What is asked – Identify each line containing the word "this" and copy it.

Provided information –
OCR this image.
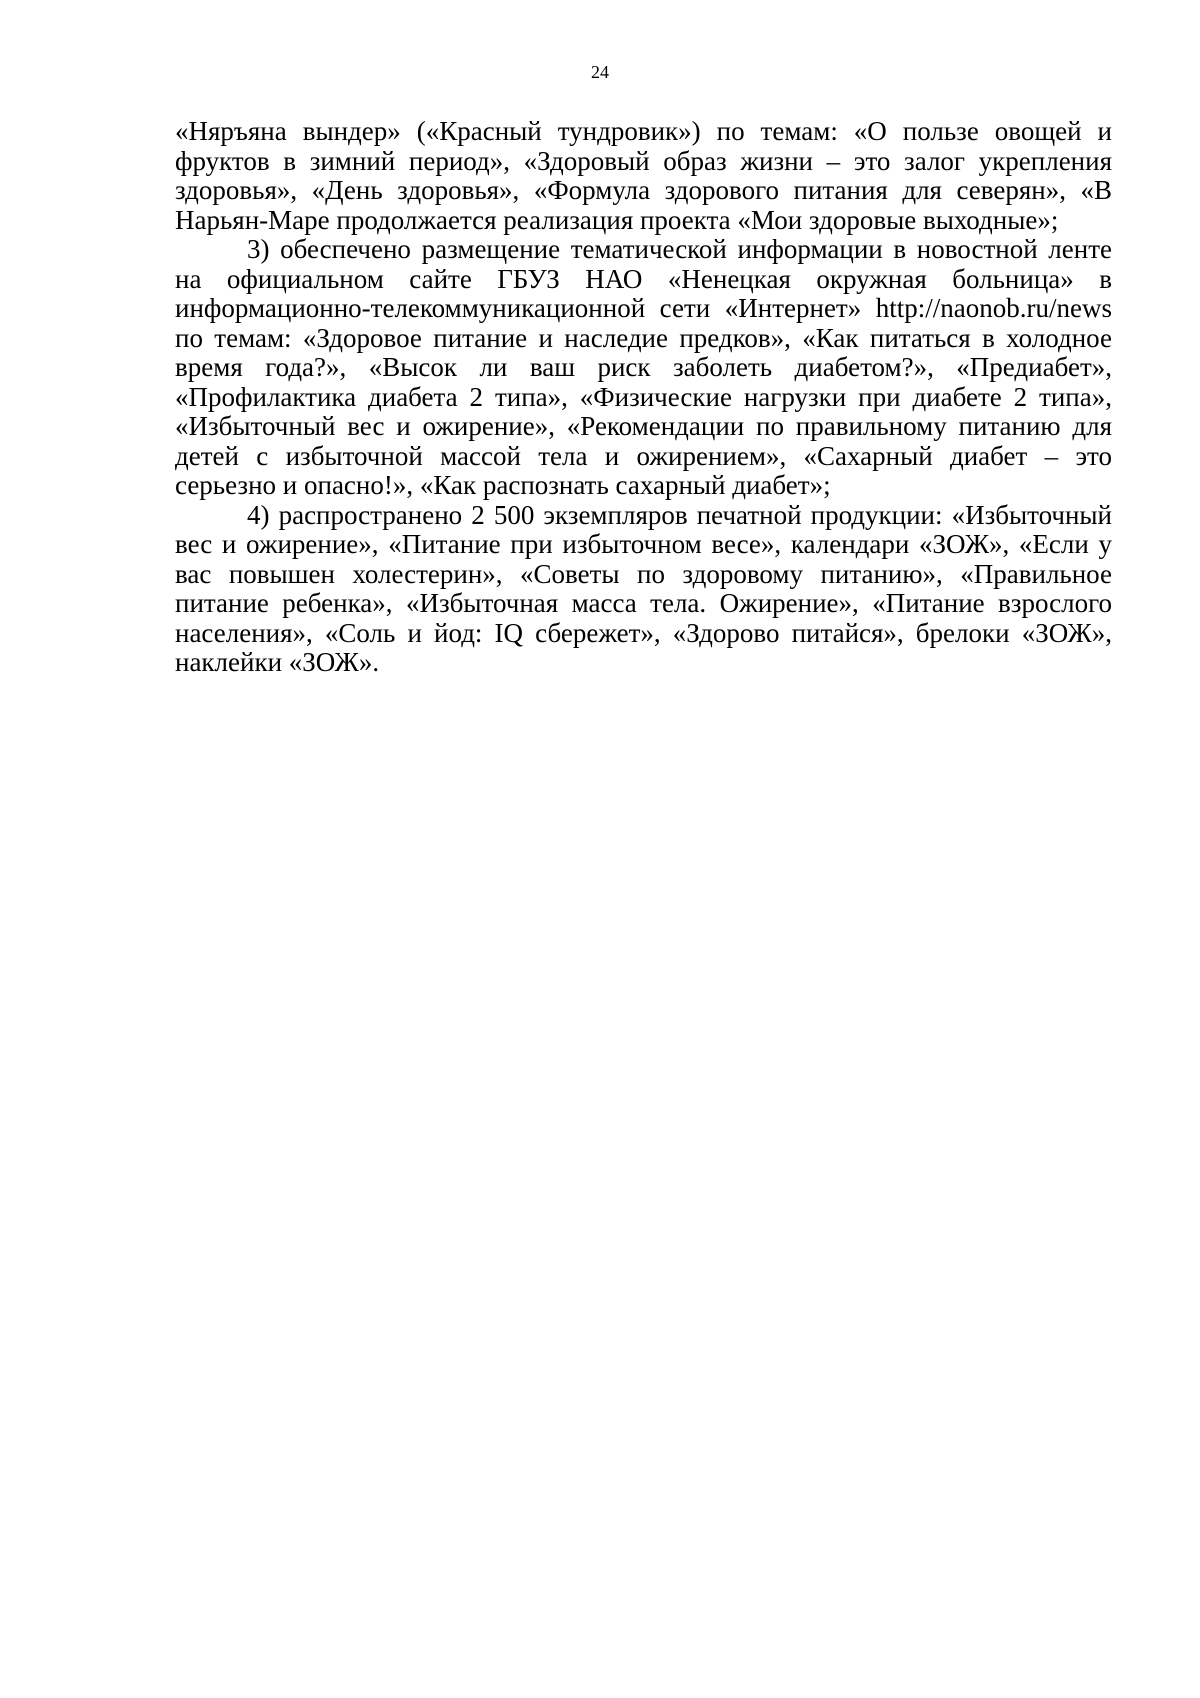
24

«Няръяна вындер» («Красный тундровик») по темам: «О пользе овощей и фруктов в зимний период», «Здоровый образ жизни – это залог укрепления здоровья», «День здоровья», «Формула здорового питания для северян», «В Нарьян-Маре продолжается реализация проекта «Мои здоровые выходные»;

3) обеспечено размещение тематической информации в новостной ленте на официальном сайте ГБУЗ НАО «Ненецкая окружная больница» в информационно-телекоммуникационной сети «Интернет» http://naonob.ru/news по темам: «Здоровое питание и наследие предков», «Как питаться в холодное время года?», «Высок ли ваш риск заболеть диабетом?», «Предиабет», «Профилактика диабета 2 типа», «Физические нагрузки при диабете 2 типа», «Избыточный вес и ожирение», «Рекомендации по правильному питанию для детей с избыточной массой тела и ожирением», «Сахарный диабет – это серьезно и опасно!», «Как распознать сахарный диабет»;

4) распространено 2 500 экземпляров печатной продукции: «Избыточный вес и ожирение», «Питание при избыточном весе», календари «ЗОЖ», «Если у вас повышен холестерин», «Советы по здоровому питанию», «Правильное питание ребенка», «Избыточная масса тела. Ожирение», «Питание взрослого населения», «Соль и йод: IQ сбережет», «Здорово питайся», брелоки «ЗОЖ», наклейки «ЗОЖ».
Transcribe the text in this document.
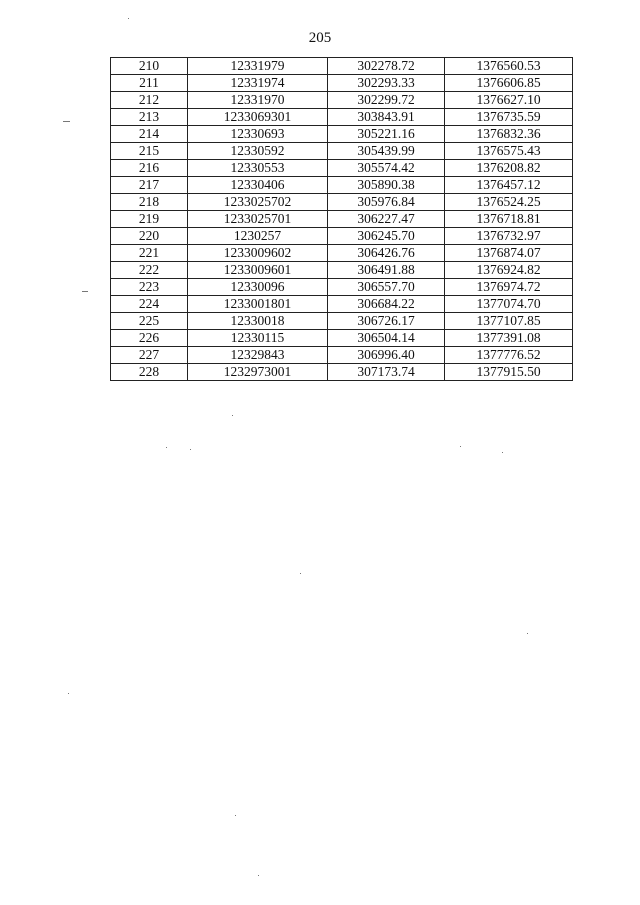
205
210	12331979	302278.72	1376560.53
211	12331974	302293.33	1376606.85
212	12331970	302299.72	1376627.10
213	1233069301	303843.91	1376735.59
214	12330693	305221.16	1376832.36
215	12330592	305439.99	1376575.43
216	12330553	305574.42	1376208.82
217	12330406	305890.38	1376457.12
218	1233025702	305976.84	1376524.25
219	1233025701	306227.47	1376718.81
220	1230257	306245.70	1376732.97
221	1233009602	306426.76	1376874.07
222	1233009601	306491.88	1376924.82
223	12330096	306557.70	1376974.72
224	1233001801	306684.22	1377074.70
225	12330018	306726.17	1377107.85
226	12330115	306504.14	1377391.08
227	12329843	306996.40	1377776.52
228	1232973001	307173.74	1377915.50
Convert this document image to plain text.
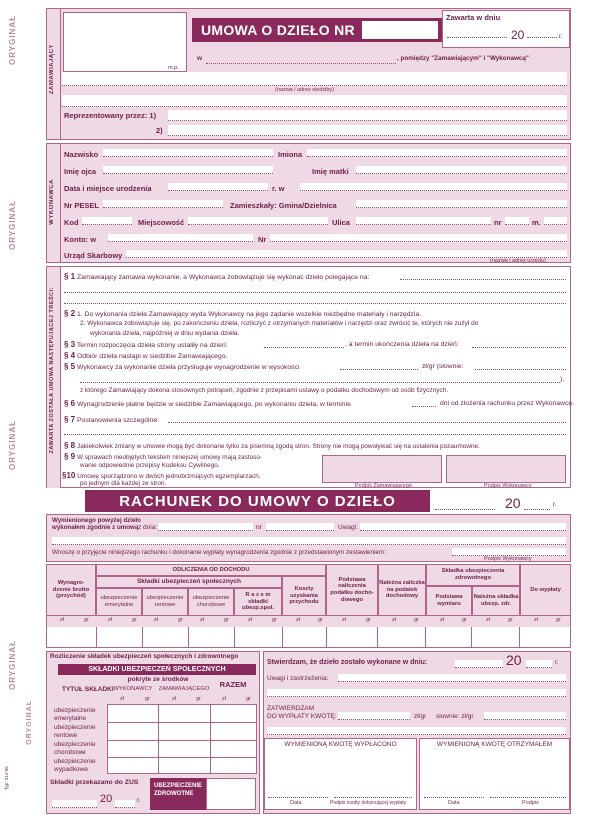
ORYGINAŁ
ORYGINAŁ
ORYGINAŁ
ORYGINAŁ
ORYGINAŁ
Typ: 314-06
ZAMAWIAJĄCY	m.p.
UMOWA O DZIEŁO NR
Zawarta w dniu
20	r.
w	, pomiędzy "Zamawiającym" i "Wykonawcą"
(nazwa i adres siedziby)
Reprezentowany przez: 1)
2)
WYKONAWCA
Nazwisko	Imiona
Imię ojca	Imię matki
Data i miejsce urodzenia	r. w
Nr PESEL	Zamieszkały: Gmina/Dzielnica
Kod	Miejscowość	Ulica	nr	m.
Konto: w	Nr
Urząd Skarbowy
(nazwa i adres urzędu)
ZAWARTA ZOSTAŁA UMOWA NASTĘPUJĄCEJ TREŚCI:
§ 1 Zamawiający zamawia wykonanie, a Wykonawca zobowiązuje się wykonać dzieło polegające na:
§ 2 1. Do wykonania dzieła Zamawiający wyda Wykonawcy na jego żądanie wszelkie niezbędne materiały i narzędzia.
2. Wykonawca zobowiązuje się, po zakończeniu dzieła, rozliczyć z otrzymanych materiałów i narzędzi oraz zwrócić te, których nie zużył do
wykonania dzieła, najpóźniej w dniu wydania dzieła.
§ 3 Termin rozpoczęcia dzieła strony ustaliły na dzień:	, a termin ukończenia dzieła na dzień:
§ 4 Odbiór dzieła nastąpi w siedzibie Zamawiającego.
§ 5 Wykonawcy za wykonanie dzieła przysługuje wynagrodzenie w wysokości	zł/gr (słownie:
),
z którego Zamawiający dokona stosownych potrąceń, zgodnie z przepisami ustawy o podatku dochodowym od osób fizycznych.
§ 6 Wynagrodzenie płatne będzie w siedzibie Zamawiającego, po wykonaniu dzieła, w terminie	dni od złożenia rachunku przez Wykonawcę.
§ 7 Postanowienia szczególne:
§ 8 Jakiekolwiek zmiany w umowie mogą być dokonane tylko za pisemną zgodą stron. Strony nie mogą powoływać się na ustalenia pozaumowne.
§ 9 W sprawach nieobjętych tekstem niniejszej umowy mają zastoso-
wanie odpowiednie przepisy Kodeksu Cywilnego.
§10 Umowę sporządzono w dwóch jednobrzmiących egzemplarzach,
po jednym dla każdej ze stron.	Podpis Zamawiającego	Podpis Wykonawcy
RACHUNEK DO UMOWY O DZIEŁO	20	r.
Wymienionego powyżej dzieło
wykonałem zgodnie z umową z dnia:	nr	Uwagi:
Wnoszę o przyjęcie niniejszego rachunku i dokonanie wypłaty wynagrodzenia zgodnie z przedstawionym zestawieniem:
Podpis Wykonawcy
Wynagro-dzenie brutto (przychód)
ODLICZENIA OD DOCHODU
Składki ubezpieczeń społecznych
ubezpieczenie emerytalne
ubezpieczenie rentowe
ubezpieczenie chorobowe
R a z e m składki ubezp.społ.
Koszty uzyskania przychodu
Podstawa naliczenia podatku docho-dowego
Należna zaliczka na podatek dochodowy
Składka ubezpieczenia zdrowotnego
Podstawa wymiaru
Należna składka ubezp. zdr.
Do wypłaty
zł	gr	zł	gr	zł	gr	zł	gr	zł	gr	zł	gr	zł	gr	zł	gr	zł	gr	zł	gr	zł	gr
Rozliczenie składek ubezpieczeń społecznych i zdrowotnego
SKŁADKI UBEZPIECZEŃ SPOŁECZNYCH
pokryte ze środków
TYTUŁ SKŁADKI WYKONAWCY	ZAMAWIAJĄCEGO	RAZEM
zł	gr	zł	gr	zł	gr
ubezpieczenie emerytalne
ubezpieczenie rentowe
ubezpieczenie chorobowe
ubezpieczenie wypadkowe
Składki przekazano do ZUS
20	r.
UBEZPIECZENIE ZDROWOTNE
Stwierdzam, że dzieło zostało wykonane w dniu:	20	r.
Uwagi i zastrzeżenia:
ZATWIERDZAM
DO WYPŁATY KWOTĘ:	zł/gr słownie: zł/gr
WYMIENIONĄ KWOTĘ WYPŁACONO	WYMIENIONĄ KWOTĘ OTRZYMAŁEM
Data	Podpis osoby dokonującej wypłaty	Data	Podpis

Task output –
OCR this image.
Transcribe the text in this document.
Convert this document image to plain text.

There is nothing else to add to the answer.